- Stated problem
Output the entries as a numbered list, starting at the beginning of the entries and ending at the line containing "The well 202 is at (168, 308).", both ends included and blank lines left out. Leave the pictures out of the answer.
== Record list ==
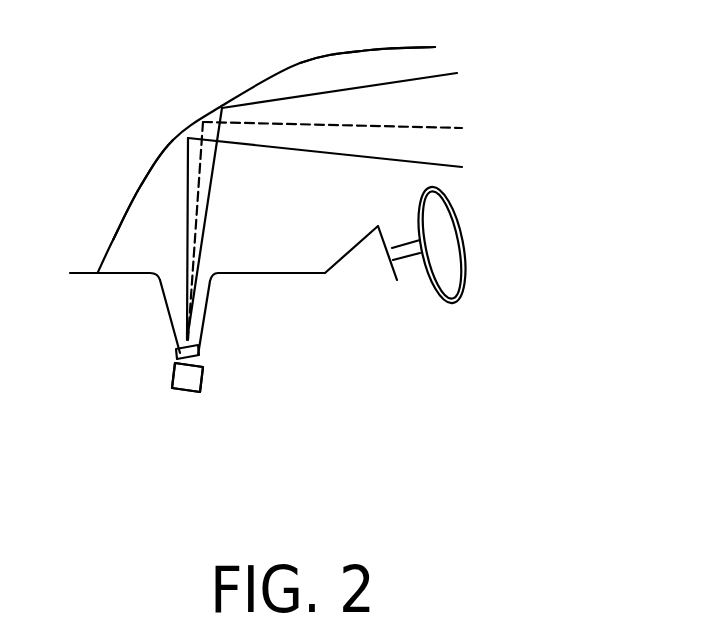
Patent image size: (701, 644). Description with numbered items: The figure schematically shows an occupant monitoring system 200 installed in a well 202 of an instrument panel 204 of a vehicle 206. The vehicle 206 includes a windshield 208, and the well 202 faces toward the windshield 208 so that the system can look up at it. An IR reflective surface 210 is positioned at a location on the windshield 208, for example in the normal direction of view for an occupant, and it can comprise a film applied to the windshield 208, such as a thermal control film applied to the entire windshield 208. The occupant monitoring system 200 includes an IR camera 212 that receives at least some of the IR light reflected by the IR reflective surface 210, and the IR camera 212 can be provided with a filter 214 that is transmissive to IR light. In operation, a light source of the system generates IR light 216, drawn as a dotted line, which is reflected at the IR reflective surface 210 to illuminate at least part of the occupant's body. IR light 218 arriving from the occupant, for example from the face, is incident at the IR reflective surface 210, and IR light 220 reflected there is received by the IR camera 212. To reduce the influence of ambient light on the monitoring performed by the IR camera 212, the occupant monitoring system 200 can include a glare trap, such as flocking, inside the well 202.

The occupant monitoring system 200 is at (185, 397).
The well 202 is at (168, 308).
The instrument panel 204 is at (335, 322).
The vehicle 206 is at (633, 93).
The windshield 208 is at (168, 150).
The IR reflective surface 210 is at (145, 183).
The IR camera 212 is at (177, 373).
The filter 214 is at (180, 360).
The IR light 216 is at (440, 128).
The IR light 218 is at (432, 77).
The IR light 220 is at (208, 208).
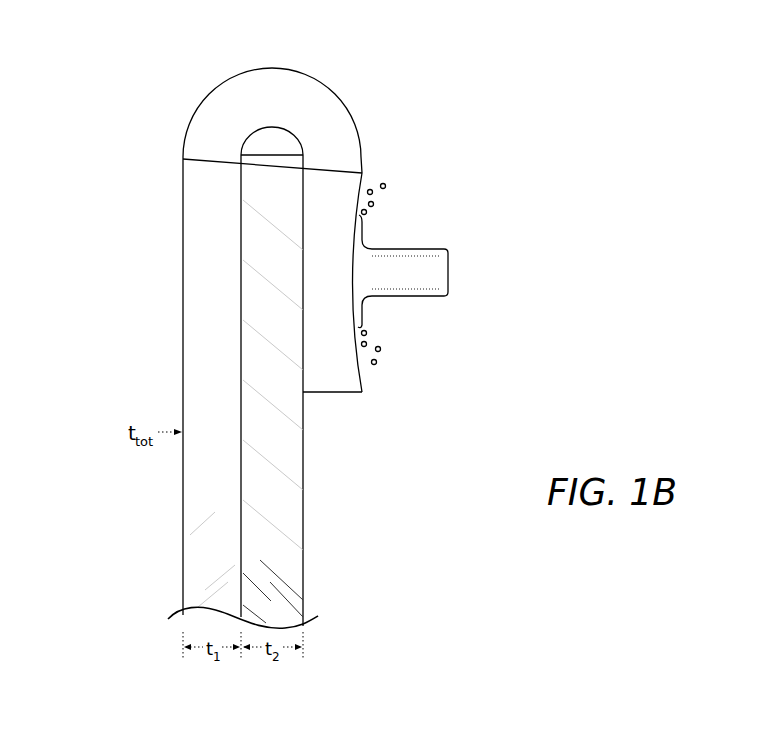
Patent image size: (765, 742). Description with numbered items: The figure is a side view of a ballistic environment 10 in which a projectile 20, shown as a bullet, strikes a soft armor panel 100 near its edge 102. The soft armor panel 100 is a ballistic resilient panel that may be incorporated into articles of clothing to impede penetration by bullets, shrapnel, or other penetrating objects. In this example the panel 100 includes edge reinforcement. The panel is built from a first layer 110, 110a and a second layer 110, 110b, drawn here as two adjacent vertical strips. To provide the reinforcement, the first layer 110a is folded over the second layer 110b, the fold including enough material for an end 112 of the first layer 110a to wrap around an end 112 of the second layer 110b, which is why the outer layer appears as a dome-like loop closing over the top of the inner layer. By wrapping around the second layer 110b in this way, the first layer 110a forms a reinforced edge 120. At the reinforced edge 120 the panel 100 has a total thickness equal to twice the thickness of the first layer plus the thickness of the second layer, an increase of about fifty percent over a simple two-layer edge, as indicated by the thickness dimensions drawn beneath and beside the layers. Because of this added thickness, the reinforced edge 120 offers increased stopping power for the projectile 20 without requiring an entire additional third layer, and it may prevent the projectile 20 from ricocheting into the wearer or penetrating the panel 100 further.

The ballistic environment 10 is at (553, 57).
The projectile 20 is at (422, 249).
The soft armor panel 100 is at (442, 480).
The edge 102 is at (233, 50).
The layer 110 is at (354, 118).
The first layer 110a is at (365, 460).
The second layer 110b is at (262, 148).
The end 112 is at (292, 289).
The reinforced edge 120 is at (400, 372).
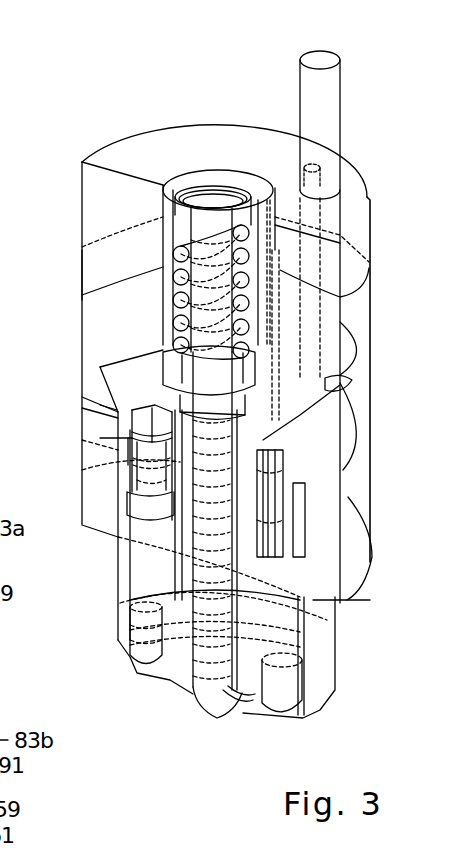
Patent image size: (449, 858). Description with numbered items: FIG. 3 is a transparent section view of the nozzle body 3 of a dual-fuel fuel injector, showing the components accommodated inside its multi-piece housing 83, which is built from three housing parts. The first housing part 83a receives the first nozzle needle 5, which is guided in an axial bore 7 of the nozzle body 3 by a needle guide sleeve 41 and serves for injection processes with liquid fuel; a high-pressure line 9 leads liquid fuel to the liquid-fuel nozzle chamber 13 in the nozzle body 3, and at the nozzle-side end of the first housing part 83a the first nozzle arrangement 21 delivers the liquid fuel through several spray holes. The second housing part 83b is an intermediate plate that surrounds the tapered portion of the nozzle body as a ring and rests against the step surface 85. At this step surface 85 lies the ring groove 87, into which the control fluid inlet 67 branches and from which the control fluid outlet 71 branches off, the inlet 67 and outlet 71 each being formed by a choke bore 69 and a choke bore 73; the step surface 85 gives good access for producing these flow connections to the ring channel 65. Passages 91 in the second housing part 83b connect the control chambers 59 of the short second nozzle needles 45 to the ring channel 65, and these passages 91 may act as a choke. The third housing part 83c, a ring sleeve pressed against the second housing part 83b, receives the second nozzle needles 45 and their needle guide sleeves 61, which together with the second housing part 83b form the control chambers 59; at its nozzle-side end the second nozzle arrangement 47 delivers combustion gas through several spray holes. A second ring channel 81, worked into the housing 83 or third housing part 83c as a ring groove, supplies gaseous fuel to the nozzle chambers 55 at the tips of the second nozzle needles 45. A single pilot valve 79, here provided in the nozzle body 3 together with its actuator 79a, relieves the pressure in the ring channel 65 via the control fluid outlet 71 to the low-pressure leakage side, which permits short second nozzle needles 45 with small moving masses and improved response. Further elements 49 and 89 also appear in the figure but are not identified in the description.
===
- Full solution
1. Patent image size: (701, 644). Description with numbered items: The figure schematically shows an occupant monitoring system 200 installed in a well 202 of an instrument panel 204 of a vehicle 206. The vehicle 206 includes a windshield 208, and the well 202 faces toward the windshield 208 so that the system can look up at it. An IR reflective surface 210 is positioned at a location on the windshield 208, for example in the normal direction of view for an occupant, and it can comprise a film applied to the windshield 208, such as a thermal control film applied to the entire windshield 208. The occupant monitoring system 200 includes an IR camera 212 that receives at least some of the IR light reflected by the IR reflective surface 210, and the IR camera 212 can be provided with a filter 214 that is transmissive to IR light. In operation, a light source of the system generates IR light 216, drawn as a dotted line, which is reflected at the IR reflective surface 210 to illuminate at least part of the occupant's body. IR light 218 arriving from the occupant, for example from the face, is incident at the IR reflective surface 210, and IR light 220 reflected there is received by the IR camera 212. To reduce the influence of ambient light on the monitoring performed by the IR camera 212, the occupant monitoring system 200 can include a glare trap, such as flocking, inside the well 202.
2. The occupant monitoring system 200 is at (185, 397).
3. The well 202 is at (168, 308).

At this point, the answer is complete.